- [Record excerpts]:
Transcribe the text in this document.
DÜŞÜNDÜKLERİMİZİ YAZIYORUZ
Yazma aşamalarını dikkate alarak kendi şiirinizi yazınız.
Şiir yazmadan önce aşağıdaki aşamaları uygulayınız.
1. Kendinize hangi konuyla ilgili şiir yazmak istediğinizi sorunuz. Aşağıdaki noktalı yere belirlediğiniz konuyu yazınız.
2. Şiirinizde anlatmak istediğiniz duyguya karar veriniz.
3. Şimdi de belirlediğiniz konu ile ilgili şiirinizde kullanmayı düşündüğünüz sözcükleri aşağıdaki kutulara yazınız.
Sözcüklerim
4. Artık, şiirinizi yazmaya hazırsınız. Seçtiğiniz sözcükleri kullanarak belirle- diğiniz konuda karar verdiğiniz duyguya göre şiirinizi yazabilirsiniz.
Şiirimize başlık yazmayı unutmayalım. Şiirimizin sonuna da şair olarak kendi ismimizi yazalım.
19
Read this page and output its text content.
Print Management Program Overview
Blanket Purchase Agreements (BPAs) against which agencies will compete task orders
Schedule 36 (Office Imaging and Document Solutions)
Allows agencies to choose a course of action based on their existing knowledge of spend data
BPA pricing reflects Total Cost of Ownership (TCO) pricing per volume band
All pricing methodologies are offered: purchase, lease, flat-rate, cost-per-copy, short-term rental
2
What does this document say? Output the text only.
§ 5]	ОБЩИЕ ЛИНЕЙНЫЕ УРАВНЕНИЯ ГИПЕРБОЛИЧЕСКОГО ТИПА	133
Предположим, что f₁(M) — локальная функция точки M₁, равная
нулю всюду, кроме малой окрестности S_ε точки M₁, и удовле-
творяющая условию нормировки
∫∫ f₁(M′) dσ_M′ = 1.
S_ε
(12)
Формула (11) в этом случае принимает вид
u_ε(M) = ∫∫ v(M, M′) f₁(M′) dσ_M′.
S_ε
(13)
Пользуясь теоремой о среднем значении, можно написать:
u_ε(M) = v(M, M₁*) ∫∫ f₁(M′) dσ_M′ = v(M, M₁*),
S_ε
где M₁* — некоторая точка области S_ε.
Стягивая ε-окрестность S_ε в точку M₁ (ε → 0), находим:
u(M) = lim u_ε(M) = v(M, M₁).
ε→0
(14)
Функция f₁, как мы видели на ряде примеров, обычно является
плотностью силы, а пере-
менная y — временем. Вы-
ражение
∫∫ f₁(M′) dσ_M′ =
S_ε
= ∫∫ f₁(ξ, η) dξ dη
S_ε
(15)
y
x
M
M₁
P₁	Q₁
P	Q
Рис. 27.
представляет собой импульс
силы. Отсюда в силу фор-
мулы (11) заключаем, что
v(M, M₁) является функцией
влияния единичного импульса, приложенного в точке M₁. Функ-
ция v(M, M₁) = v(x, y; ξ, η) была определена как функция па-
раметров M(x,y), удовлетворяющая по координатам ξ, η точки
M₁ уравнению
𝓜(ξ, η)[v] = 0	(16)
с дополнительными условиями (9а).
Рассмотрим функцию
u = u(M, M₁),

- [What to work on]:
Locate the line with "Read this page and output its text content." in the entries above; extract it and every line after it, verbatim.

- [Response to this task]:
Read this page and output its text content.
Print Management Program Overview
Blanket Purchase Agreements (BPAs) against which agencies will compete task orders
Schedule 36 (Office Imaging and Document Solutions)
Allows agencies to choose a course of action based on their existing knowledge of spend data
BPA pricing reflects Total Cost of Ownership (TCO) pricing per volume band
All pricing methodologies are offered: purchase, lease, flat-rate, cost-per-copy, short-term rental
2
What does this document say? Output the text only.
§ 5]	ОБЩИЕ ЛИНЕЙНЫЕ УРАВНЕНИЯ ГИПЕРБОЛИЧЕСКОГО ТИПА	133
Предположим, что f₁(M) — локальная функция точки M₁, равная
нулю всюду, кроме малой окрестности S_ε точки M₁, и удовле-
творяющая условию нормировки
∫∫ f₁(M′) dσ_M′ = 1.
S_ε
(12)
Формула (11) в этом случае принимает вид
u_ε(M) = ∫∫ v(M, M′) f₁(M′) dσ_M′.
S_ε
(13)
Пользуясь теоремой о среднем значении, можно написать:
u_ε(M) = v(M, M₁*) ∫∫ f₁(M′) dσ_M′ = v(M, M₁*),
S_ε
где M₁* — некоторая точка области S_ε.
Стягивая ε-окрестность S_ε в точку M₁ (ε → 0), находим:
u(M) = lim u_ε(M) = v(M, M₁).
ε→0
(14)
Функция f₁, как мы видели на ряде примеров, обычно является
плотностью силы, а пере-
менная y — временем. Вы-
ражение
∫∫ f₁(M′) dσ_M′ =
S_ε
= ∫∫ f₁(ξ, η) dξ dη
S_ε
(15)
y
x
M
M₁
P₁	Q₁
P	Q
Рис. 27.
представляет собой импульс
силы. Отсюда в силу фор-
мулы (11) заключаем, что
v(M, M₁) является функцией
влияния единичного импульса, приложенного в точке M₁. Функ-
ция v(M, M₁) = v(x, y; ξ, η) была определена как функция па-
раметров M(x,y), удовлетворяющая по координатам ξ, η точки
M₁ уравнению
𝓜(ξ, η)[v] = 0	(16)
с дополнительными условиями (9а).
Рассмотрим функцию
u = u(M, M₁),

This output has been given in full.